→ WHAT THIS TASK INVOLVES: What is the number of lines containing "ylabel"? Give only that number.

→ RECORDS FOR THIS TASK:
____________________

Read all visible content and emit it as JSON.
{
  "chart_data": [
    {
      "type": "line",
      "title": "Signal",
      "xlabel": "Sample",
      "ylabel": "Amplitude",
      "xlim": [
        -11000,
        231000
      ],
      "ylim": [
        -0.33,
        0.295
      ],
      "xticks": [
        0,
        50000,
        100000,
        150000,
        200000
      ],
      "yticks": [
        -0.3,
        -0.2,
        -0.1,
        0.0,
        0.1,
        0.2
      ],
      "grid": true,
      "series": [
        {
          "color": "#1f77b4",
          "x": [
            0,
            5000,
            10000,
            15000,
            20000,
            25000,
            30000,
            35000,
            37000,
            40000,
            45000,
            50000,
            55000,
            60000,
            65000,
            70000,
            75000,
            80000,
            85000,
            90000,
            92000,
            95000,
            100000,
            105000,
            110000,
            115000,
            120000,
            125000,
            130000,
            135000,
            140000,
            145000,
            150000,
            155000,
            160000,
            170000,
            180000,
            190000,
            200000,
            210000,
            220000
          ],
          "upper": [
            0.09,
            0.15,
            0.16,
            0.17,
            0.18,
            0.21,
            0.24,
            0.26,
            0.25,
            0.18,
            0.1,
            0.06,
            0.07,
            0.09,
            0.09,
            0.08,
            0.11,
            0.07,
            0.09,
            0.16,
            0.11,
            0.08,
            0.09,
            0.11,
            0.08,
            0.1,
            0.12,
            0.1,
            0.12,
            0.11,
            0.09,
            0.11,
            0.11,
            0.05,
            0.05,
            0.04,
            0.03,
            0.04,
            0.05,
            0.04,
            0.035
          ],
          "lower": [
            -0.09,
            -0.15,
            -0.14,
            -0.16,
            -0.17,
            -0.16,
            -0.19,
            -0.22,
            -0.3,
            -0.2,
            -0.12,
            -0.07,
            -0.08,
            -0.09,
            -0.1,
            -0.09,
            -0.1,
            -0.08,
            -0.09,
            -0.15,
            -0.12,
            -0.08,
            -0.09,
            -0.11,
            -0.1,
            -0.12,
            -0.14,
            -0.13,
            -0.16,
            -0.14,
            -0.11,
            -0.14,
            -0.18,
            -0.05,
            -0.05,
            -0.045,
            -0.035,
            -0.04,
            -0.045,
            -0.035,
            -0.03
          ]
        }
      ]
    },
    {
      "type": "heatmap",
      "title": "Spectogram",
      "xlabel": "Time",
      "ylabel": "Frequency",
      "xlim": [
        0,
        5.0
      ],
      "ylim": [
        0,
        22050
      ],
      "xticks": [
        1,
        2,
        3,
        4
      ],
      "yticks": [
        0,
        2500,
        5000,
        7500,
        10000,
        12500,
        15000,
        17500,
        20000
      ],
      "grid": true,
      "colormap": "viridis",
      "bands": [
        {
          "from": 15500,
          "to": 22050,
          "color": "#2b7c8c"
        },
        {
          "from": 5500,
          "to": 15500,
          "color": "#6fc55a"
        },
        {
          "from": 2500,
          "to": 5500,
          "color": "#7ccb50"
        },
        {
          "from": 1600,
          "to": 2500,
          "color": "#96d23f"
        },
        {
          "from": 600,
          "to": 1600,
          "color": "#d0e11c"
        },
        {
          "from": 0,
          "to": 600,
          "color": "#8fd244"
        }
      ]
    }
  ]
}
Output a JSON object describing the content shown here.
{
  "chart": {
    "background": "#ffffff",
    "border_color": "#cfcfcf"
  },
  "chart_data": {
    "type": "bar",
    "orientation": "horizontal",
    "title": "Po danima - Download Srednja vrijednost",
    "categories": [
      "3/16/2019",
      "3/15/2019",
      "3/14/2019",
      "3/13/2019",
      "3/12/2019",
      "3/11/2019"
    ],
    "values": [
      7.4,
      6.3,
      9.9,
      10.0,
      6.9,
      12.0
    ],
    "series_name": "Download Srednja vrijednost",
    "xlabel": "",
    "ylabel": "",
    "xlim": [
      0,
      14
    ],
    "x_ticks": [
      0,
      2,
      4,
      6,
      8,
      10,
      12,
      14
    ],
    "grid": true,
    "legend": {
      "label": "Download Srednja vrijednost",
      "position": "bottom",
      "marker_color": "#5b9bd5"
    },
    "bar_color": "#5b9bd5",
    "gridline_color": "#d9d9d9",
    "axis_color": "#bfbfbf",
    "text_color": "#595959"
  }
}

____________________

→ WRITTEN RESPONSE: 3